### Task to carry out
Reproduce the listing word for word. Skip any image.

Data excerpts:
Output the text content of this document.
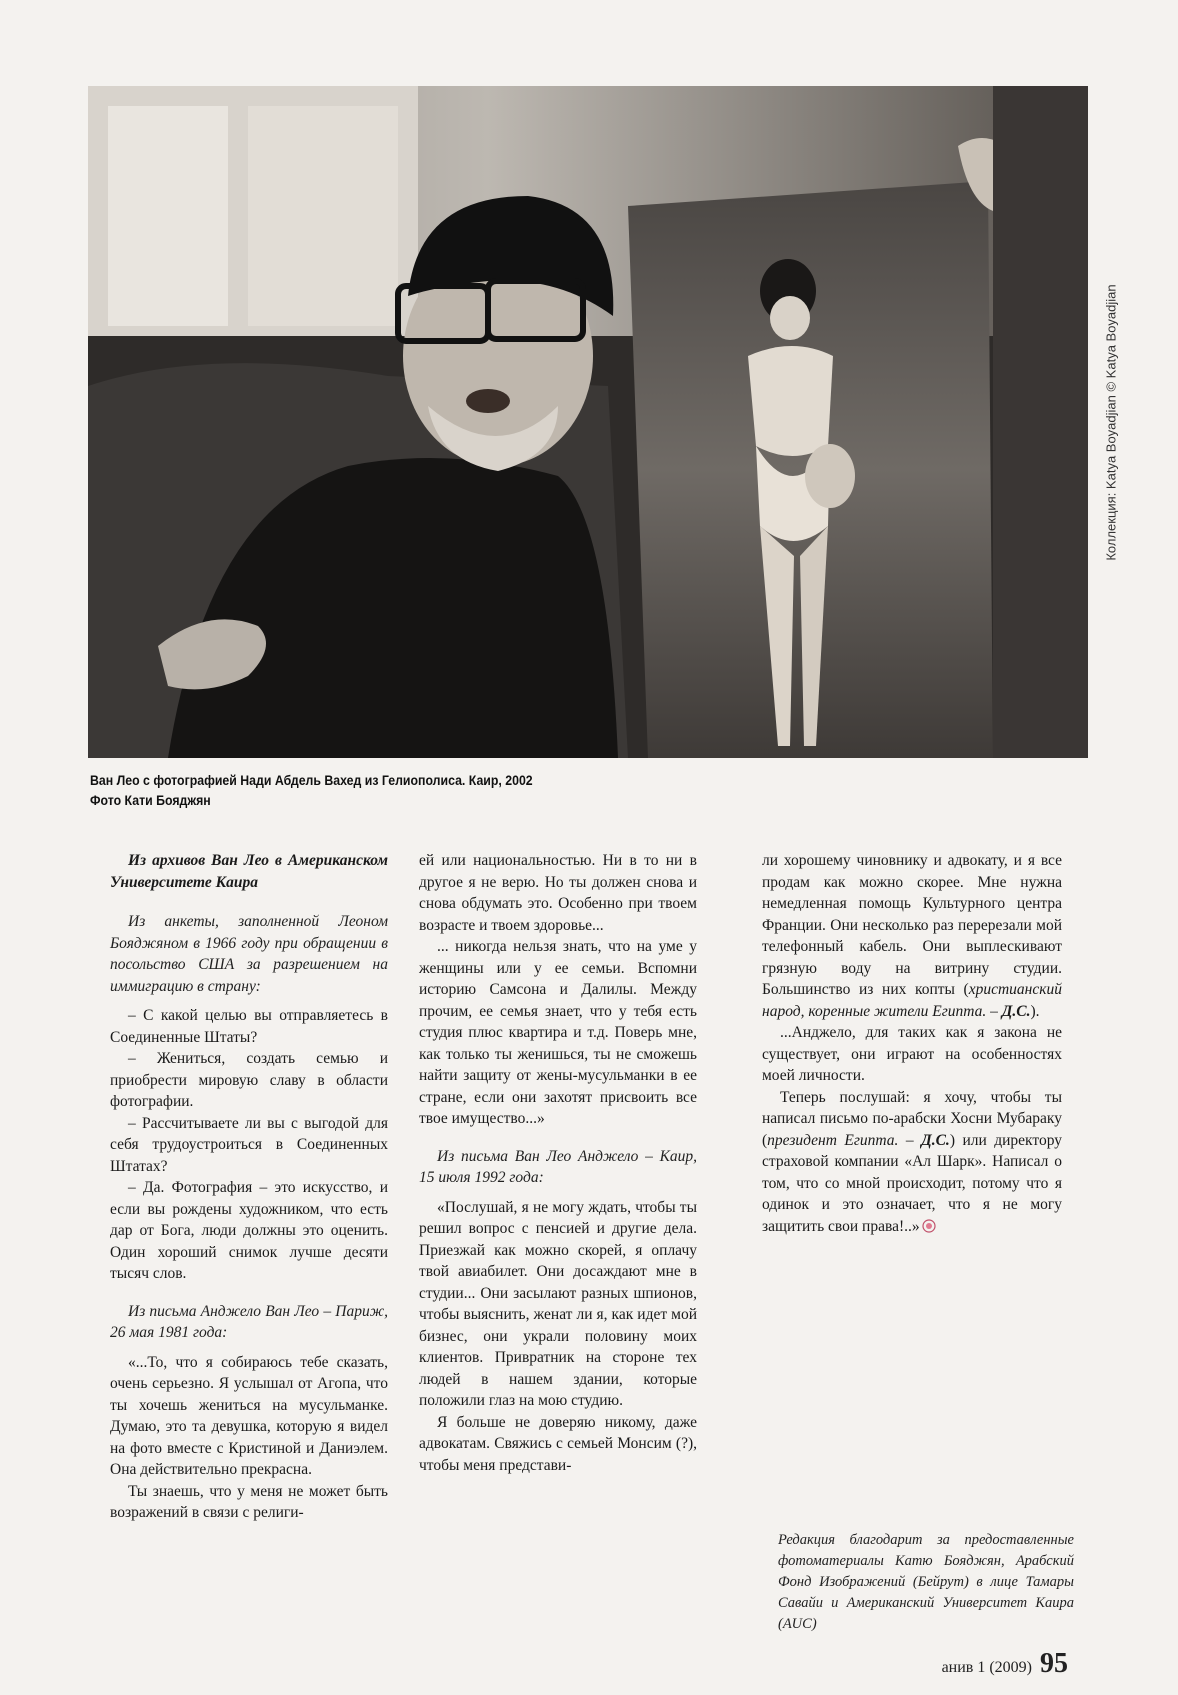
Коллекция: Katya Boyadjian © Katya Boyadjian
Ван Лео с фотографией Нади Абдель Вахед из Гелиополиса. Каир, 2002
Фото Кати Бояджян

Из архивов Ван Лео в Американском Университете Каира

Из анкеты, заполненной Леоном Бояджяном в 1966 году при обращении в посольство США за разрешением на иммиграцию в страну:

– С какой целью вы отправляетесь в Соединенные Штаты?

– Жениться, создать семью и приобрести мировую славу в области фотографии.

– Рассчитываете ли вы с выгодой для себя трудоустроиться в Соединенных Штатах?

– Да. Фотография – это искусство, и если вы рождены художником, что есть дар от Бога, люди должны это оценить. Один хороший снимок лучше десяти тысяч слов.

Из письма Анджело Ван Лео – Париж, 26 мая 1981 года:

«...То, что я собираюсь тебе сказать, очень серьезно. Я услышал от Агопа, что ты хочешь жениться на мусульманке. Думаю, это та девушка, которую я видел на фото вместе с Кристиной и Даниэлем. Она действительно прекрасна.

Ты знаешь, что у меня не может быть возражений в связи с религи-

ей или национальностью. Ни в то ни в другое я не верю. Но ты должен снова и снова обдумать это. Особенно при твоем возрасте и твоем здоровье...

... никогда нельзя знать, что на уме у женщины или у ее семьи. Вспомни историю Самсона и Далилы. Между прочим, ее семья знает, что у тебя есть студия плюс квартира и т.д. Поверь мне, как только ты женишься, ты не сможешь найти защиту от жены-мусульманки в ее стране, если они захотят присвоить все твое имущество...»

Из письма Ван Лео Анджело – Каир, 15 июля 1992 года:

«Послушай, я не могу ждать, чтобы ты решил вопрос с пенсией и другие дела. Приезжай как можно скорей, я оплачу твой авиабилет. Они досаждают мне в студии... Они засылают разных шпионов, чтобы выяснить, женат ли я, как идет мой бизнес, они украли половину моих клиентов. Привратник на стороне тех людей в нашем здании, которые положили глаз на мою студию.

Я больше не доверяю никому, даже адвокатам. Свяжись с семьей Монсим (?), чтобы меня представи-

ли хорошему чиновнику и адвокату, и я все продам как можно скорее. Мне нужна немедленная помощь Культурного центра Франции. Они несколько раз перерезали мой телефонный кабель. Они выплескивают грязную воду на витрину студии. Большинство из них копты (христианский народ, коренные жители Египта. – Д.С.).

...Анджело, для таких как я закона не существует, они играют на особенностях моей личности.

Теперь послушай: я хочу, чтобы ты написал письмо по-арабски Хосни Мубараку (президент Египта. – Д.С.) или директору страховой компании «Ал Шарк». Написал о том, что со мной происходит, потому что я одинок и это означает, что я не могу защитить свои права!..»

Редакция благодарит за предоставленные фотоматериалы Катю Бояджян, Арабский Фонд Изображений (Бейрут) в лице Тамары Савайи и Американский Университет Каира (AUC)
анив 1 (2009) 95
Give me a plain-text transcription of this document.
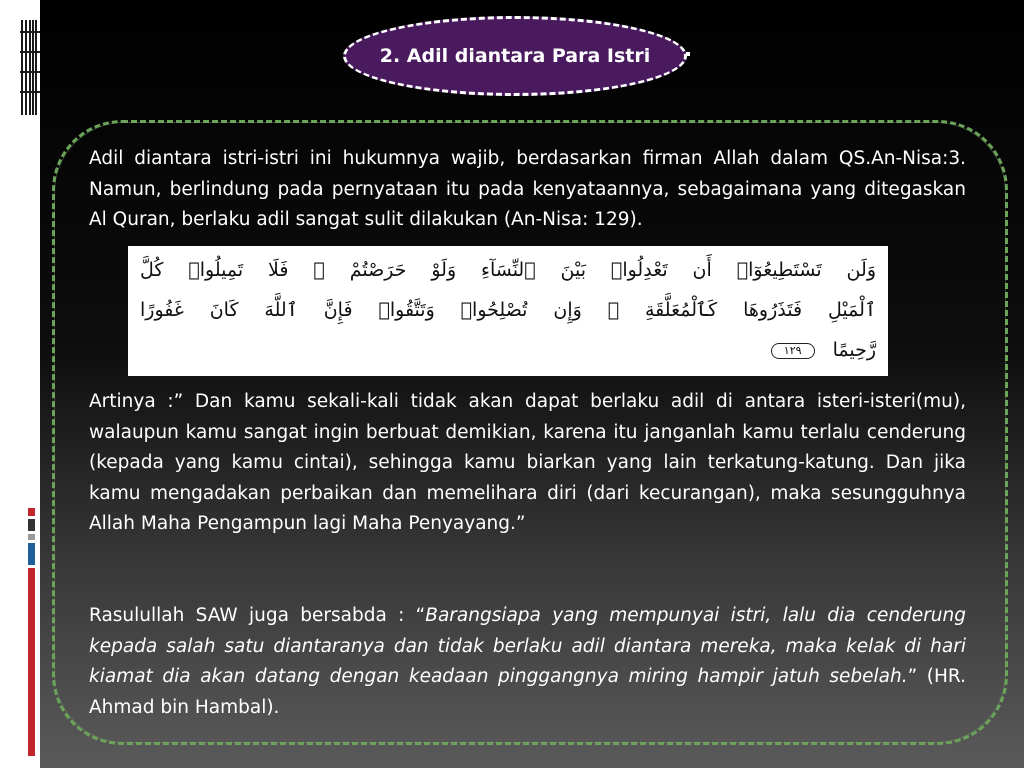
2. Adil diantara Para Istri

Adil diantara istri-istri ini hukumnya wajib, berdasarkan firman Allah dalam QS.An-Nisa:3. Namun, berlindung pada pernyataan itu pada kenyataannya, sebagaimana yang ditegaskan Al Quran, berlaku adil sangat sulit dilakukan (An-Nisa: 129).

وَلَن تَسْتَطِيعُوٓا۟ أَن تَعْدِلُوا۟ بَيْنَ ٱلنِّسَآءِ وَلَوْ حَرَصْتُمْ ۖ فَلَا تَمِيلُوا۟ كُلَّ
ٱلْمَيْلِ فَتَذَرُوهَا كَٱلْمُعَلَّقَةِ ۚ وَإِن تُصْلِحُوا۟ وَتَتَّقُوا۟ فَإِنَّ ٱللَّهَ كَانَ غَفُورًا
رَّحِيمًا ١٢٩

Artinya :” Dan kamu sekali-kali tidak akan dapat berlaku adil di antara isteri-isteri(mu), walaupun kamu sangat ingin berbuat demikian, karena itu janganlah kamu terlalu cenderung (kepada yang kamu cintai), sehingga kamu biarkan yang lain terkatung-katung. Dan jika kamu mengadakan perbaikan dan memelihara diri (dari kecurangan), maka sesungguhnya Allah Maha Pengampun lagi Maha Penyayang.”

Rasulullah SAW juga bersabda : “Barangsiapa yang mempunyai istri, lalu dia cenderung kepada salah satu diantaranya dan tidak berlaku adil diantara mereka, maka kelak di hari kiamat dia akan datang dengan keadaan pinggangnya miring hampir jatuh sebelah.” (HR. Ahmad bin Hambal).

### The solution
Output the text content of this document.
Коллекция: Katya Boyadjian © Katya Boyadjian
Ван Лео с фотографией Нади Абдель Вахед из Гелиополиса. Каир, 2002
Фото Кати Бояджян

Из архивов Ван Лео в Американском Университете Каира

Из анкеты, заполненной Леоном Бояджяном в 1966 году при обращении в посольство США за разрешением на иммиграцию в страну:

– С какой целью вы отправляетесь в Соединенные Штаты?

– Жениться, создать семью и приобрести мировую славу в области фотографии.

– Рассчитываете ли вы с выгодой для себя трудоустроиться в Соединенных Штатах?

– Да. Фотография – это искусство, и если вы рождены художником, что есть дар от Бога, люди должны это оценить. Один хороший снимок лучше десяти тысяч слов.

Из письма Анджело Ван Лео – Париж, 26 мая 1981 года:

«...То, что я собираюсь тебе сказать, очень серьезно. Я услышал от Агопа, что ты хочешь жениться на мусульманке. Думаю, это та девушка, которую я видел на фото вместе с Кристиной и Даниэлем. Она действительно прекрасна.

Ты знаешь, что у меня не может быть возражений в связи с религи-

ей или национальностью. Ни в то ни в другое я не верю. Но ты должен снова и снова обдумать это. Особенно при твоем возрасте и твоем здоровье...

... никогда нельзя знать, что на уме у женщины или у ее семьи. Вспомни историю Самсона и Далилы. Между прочим, ее семья знает, что у тебя есть студия плюс квартира и т.д. Поверь мне, как только ты женишься, ты не сможешь найти защиту от жены-мусульманки в ее стране, если они захотят присвоить все твое имущество...»

Из письма Ван Лео Анджело – Каир, 15 июля 1992 года:

«Послушай, я не могу ждать, чтобы ты решил вопрос с пенсией и другие дела. Приезжай как можно скорей, я оплачу твой авиабилет. Они досаждают мне в студии... Они засылают разных шпионов, чтобы выяснить, женат ли я, как идет мой бизнес, они украли половину моих клиентов. Привратник на стороне тех людей в нашем здании, которые положили глаз на мою студию.

Я больше не доверяю никому, даже адвокатам. Свяжись с семьей Монсим (?), чтобы меня представи-

ли хорошему чиновнику и адвокату, и я все продам как можно скорее. Мне нужна немедленная помощь Культурного центра Франции. Они несколько раз перерезали мой телефонный кабель. Они выплескивают грязную воду на витрину студии. Большинство из них копты (христианский народ, коренные жители Египта. – Д.С.).

...Анджело, для таких как я закона не существует, они играют на особенностях моей личности.

Теперь послушай: я хочу, чтобы ты написал письмо по-арабски Хосни Мубараку (президент Египта. – Д.С.) или директору страховой компании «Ал Шарк». Написал о том, что со мной происходит, потому что я одинок и это означает, что я не могу защитить свои права!..»

Редакция благодарит за предоставленные фотоматериалы Катю Бояджян, Арабский Фонд Изображений (Бейрут) в лице Тамары Савайи и Американский Университет Каира (AUC)
анив 1 (2009) 95
Give me a plain-text transcription of this document.
2. Adil diantara Para Istri

Adil diantara istri-istri ini hukumnya wajib, berdasarkan firman Allah dalam QS.An-Nisa:3. Namun, berlindung pada pernyataan itu pada kenyataannya, sebagaimana yang ditegaskan Al Quran, berlaku adil sangat sulit dilakukan (An-Nisa: 129).

وَلَن تَسْتَطِيعُوٓا۟ أَن تَعْدِلُوا۟ بَيْنَ ٱلنِّسَآءِ وَلَوْ حَرَصْتُمْ ۖ فَلَا تَمِيلُوا۟ كُلَّ
ٱلْمَيْلِ فَتَذَرُوهَا كَٱلْمُعَلَّقَةِ ۚ وَإِن تُصْلِحُوا۟ وَتَتَّقُوا۟ فَإِنَّ ٱللَّهَ كَانَ غَفُورًا
رَّحِيمًا ١٢٩

Artinya :” Dan kamu sekali-kali tidak akan dapat berlaku adil di antara isteri-isteri(mu), walaupun kamu sangat ingin berbuat demikian, karena itu janganlah kamu terlalu cenderung (kepada yang kamu cintai), sehingga kamu biarkan yang lain terkatung-katung. Dan jika kamu mengadakan perbaikan dan memelihara diri (dari kecurangan), maka sesungguhnya Allah Maha Pengampun lagi Maha Penyayang.”

Rasulullah SAW juga bersabda : “Barangsiapa yang mempunyai istri, lalu dia cenderung kepada salah satu diantaranya dan tidak berlaku adil diantara mereka, maka kelak di hari kiamat dia akan datang dengan keadaan pinggangnya miring hampir jatuh sebelah.” (HR. Ahmad bin Hambal).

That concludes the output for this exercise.